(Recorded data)
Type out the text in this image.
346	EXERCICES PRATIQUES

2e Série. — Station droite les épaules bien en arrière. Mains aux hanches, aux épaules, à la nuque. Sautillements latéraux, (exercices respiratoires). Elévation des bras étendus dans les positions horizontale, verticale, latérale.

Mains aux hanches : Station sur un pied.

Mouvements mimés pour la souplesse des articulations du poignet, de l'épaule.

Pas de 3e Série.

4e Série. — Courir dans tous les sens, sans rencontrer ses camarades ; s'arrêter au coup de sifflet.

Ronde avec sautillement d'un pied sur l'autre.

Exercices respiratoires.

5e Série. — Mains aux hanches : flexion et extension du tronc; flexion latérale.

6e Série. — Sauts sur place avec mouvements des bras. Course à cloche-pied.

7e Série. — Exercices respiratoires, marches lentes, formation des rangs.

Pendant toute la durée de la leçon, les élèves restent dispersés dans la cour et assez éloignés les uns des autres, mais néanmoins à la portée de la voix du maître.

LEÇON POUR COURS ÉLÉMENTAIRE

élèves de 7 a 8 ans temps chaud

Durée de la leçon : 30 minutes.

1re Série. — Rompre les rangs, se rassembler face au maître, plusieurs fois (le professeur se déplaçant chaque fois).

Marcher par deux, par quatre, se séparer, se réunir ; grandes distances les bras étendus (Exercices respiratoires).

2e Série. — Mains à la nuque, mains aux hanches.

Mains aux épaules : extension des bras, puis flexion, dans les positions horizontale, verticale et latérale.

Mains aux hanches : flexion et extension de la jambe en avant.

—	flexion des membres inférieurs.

Aim: Copy out the lines that hold "flexion".

Answer for the task:
5e Série. — Mains aux hanches : flexion et extension du tronc; flexion latérale.
Mains aux épaules : extension des bras, puis flexion, dans les positions horizontale, verticale et latérale.
Mains aux hanches : flexion et extension de la jambe en avant.
—	flexion des membres inférieurs.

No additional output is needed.